* **Work to complete**: Could you reproduce this Lords debate on alcohol disorder zones word for word, from "We do not need" up to and including "first two amendments."?

* **Document segment**:
## Start

Previous Section Back to Table of Contents Lords Hansard Home Page

Lord Bassam of Brighton: The noble Baroness is right that our discussion on alcohol disorder zones has fleshed out some important elements. It is right that we should take the time between now and Report to reflect on some of those points. What I have liked about our debates today is that they have been pragmatic and practically focused, because that is the intention behind the legislation. I am grateful for the approach that has been adopted by both opposition Benches on this range of issues.

I shall deal with the amendments in turn. The noble Lord's first two amendments—although I know that he said that he was not too bothered about Amendment No. 76—focus on the first test, which establishes the link between the consumption of alcohol and the level of proof that is required to establish that the criteria for designation have been satisfied. On the general test—and I repeat the point that I have been making all evening—alcohol disorder zones are an intervention of the last resort. The noble Lord, Lord Thomas of Gresford, recognises and understands that; he took us carefully through the process by which we arrive at the point at which local authorities or the police might want to seek to have an alcohol disorder zone put in place. We want to make it clear that it is the end of a process to try to foster and encourage that sense of collective responsibility to which I have referred.

We want the power to be used as flexibly as possible. The Bill provides the overall framework. Clause 16 provides for guidance to be issued on the administration of alcohol disorder zones. Subsection (2) places a duty on the Secretary of State to ensure that the guidance sets out the alternative steps that should be taken prior to proposing an alcohol disorder zone. Subsection (4) places a duty on local authorities to follow the guidance. I envisage that the guidance will set out in clear terms the alternative interventions to deal with alcohol-related crime and disorder, including tackling those incidents that are not persistent—although the fact that incidents are persistent is one of the things that will cause the local authority and the police, acting together, to consider moving towards an alcohol disorder zone. In answer to the noble Baroness, Lady Anelay, we would not see a single incident as the trigger for such an approach—although one incident might highlight a generality of problems.
 
26 Apr 2006 : Column 247
 

We do not need the reference to "persistent and repeated" for which the first amendment provides. The second amendment relates to establishing a link to the levels of crime or disorder required to trigger an alcohol disorder zone. We would not want to lose the general link with the consumption of alcohol in the locality. The policy that we have adopted in our approach is about securing collective responsibility for the problem across the alcohol trade locally, in both the off-licence trade and the on-licence trade. We have to accept that it is often not possible to establish a clear audit trail for the problem in the public space back to individual premises. Again, I do not see the need to lose the link between disorder, anti-social behaviour and alcohol. I hope that the noble Lord will not press his first two amendments.

## End

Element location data
## Start

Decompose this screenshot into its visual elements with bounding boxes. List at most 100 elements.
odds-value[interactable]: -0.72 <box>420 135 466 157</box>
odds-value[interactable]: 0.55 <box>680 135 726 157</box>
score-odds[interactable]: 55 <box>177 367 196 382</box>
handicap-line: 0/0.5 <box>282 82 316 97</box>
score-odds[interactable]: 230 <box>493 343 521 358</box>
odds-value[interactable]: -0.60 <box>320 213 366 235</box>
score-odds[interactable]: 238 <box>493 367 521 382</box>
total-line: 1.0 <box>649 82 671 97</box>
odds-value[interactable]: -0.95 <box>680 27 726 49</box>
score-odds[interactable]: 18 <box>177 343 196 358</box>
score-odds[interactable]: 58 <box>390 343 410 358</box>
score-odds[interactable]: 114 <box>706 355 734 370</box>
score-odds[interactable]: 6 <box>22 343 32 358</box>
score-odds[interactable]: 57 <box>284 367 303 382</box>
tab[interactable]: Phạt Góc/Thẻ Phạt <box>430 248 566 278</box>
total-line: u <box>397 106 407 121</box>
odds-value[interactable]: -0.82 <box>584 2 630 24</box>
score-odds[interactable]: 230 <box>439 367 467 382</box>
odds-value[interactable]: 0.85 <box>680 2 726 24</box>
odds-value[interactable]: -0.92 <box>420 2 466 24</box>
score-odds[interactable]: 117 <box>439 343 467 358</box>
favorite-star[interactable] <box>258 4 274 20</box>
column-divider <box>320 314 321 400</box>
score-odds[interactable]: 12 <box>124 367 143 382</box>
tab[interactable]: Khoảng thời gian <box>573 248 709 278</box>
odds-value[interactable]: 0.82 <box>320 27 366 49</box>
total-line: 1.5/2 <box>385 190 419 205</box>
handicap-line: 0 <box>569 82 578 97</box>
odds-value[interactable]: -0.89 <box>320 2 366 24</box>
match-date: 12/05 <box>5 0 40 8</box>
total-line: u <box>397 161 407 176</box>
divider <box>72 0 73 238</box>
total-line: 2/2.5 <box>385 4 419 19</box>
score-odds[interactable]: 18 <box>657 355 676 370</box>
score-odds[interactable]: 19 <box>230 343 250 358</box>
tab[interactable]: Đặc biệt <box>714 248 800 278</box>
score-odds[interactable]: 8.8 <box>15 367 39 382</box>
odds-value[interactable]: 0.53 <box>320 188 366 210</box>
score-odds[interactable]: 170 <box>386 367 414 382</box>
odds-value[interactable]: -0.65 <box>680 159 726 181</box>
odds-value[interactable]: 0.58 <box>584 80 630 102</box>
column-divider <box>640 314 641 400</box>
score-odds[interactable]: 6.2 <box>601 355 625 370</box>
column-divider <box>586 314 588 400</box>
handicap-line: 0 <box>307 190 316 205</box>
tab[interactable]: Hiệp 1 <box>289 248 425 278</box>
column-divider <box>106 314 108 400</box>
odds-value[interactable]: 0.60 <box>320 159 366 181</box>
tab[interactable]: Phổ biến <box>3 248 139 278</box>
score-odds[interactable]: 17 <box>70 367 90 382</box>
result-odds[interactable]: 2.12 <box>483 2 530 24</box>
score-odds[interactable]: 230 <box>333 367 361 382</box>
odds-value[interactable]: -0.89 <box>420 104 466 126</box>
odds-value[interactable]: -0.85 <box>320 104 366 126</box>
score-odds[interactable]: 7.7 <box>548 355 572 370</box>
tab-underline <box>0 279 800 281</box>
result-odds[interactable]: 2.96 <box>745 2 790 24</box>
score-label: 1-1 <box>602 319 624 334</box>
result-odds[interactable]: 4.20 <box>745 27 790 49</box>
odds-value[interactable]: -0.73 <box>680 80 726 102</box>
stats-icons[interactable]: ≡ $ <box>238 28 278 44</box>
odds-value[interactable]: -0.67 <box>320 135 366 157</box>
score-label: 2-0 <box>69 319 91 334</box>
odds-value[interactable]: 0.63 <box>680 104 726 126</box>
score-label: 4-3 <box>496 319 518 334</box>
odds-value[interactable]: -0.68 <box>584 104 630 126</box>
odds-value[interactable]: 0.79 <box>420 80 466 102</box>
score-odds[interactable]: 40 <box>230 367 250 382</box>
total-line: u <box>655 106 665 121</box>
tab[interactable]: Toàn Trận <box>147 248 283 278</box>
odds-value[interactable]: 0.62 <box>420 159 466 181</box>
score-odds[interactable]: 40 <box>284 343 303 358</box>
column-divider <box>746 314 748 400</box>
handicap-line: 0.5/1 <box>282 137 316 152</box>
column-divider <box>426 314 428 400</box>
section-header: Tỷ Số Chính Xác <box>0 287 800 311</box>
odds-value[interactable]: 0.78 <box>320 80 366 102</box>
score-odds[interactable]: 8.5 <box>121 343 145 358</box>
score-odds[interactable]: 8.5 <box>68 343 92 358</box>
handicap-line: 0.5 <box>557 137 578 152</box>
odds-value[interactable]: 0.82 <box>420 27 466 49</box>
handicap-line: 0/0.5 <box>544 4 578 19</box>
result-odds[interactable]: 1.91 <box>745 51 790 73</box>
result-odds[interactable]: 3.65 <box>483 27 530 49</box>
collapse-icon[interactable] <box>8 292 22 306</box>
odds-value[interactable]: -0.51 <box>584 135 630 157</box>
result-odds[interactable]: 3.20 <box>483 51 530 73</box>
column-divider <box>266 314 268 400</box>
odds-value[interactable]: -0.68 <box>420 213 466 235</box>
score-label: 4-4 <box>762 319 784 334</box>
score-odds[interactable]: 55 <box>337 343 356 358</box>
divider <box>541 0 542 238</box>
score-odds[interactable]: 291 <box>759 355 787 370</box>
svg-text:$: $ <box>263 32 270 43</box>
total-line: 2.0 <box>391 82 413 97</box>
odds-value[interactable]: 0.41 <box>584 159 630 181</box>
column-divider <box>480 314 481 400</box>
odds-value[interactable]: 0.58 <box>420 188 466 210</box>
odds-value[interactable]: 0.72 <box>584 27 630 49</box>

## End

* **Task answer**:
We do not need the reference to "persistent and repeated" for which the first amendment provides. The second amendment relates to establishing a link to the levels of crime or disorder required to trigger an alcohol disorder zone. We would not want to lose the general link with the consumption of alcohol in the locality. The policy that we have adopted in our approach is about securing collective responsibility for the problem across the alcohol trade locally, in both the off-licence trade and the on-licence trade. We have to accept that it is often not possible to establish a clear audit trail for the problem in the public space back to individual premises. Again, I do not see the need to lose the link between disorder, anti-social behaviour and alcohol. I hope that the noble Lord will not press his first two amendments.